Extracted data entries
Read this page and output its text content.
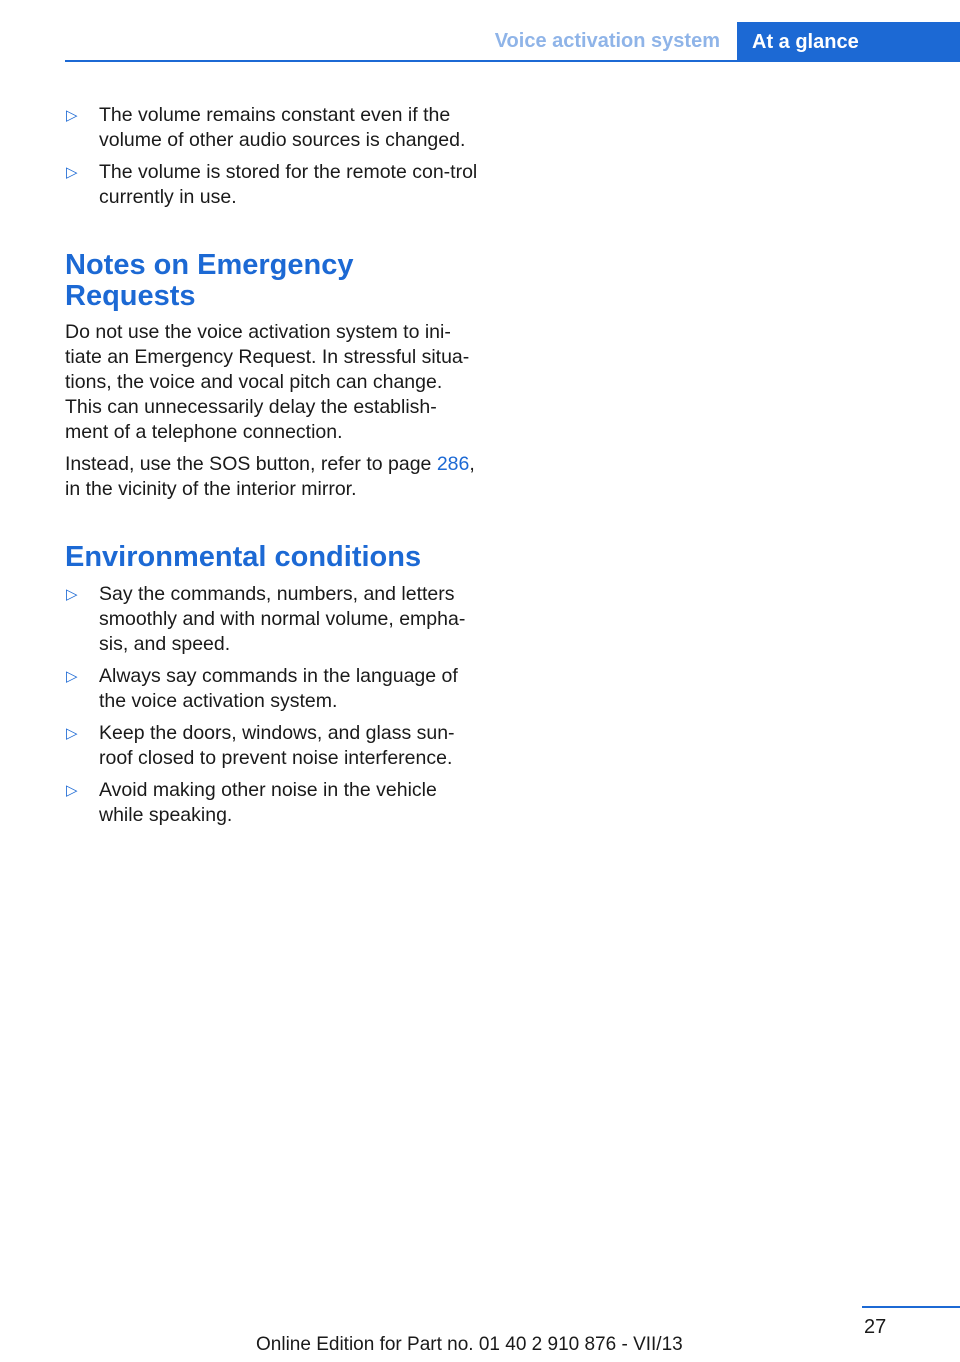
Voice activation system	At a glance
▷ The volume remains constant even if the volume of other audio sources is changed.
▷ The volume is stored for the remote con-trol currently in use.
Notes on Emergency Requests

Do not use the voice activation system to ini-tiate an Emergency Request. In stressful situa-tions, the voice and vocal pitch can change. This can unnecessarily delay the establish-ment of a telephone connection.

Instead, use the SOS button, refer to page 286, in the vicinity of the interior mirror.

Environmental conditions
▷ Say the commands, numbers, and letters smoothly and with normal volume, empha-sis, and speed.
▷ Always say commands in the language of the voice activation system.
▷ Keep the doors, windows, and glass sun-roof closed to prevent noise interference.
▷ Avoid making other noise in the vehicle while speaking.
27
Online Edition for Part no. 01 40 2 910 876 - VII/13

▶ _Request_:
Repeat the data exactly, excluding the pictures.

▶ _Reply to the exercise_:
Read this page and output its text content.
Voice activation system	At a glance
▷ The volume remains constant even if the volume of other audio sources is changed.
▷ The volume is stored for the remote con-trol currently in use.
Notes on Emergency Requests

Do not use the voice activation system to ini-tiate an Emergency Request. In stressful situa-tions, the voice and vocal pitch can change. This can unnecessarily delay the establish-ment of a telephone connection.

Instead, use the SOS button, refer to page 286, in the vicinity of the interior mirror.

Environmental conditions
▷ Say the commands, numbers, and letters smoothly and with normal volume, empha-sis, and speed.
▷ Always say commands in the language of the voice activation system.
▷ Keep the doors, windows, and glass sun-roof closed to prevent noise interference.
▷ Avoid making other noise in the vehicle while speaking.
27
Online Edition for Part no. 01 40 2 910 876 - VII/13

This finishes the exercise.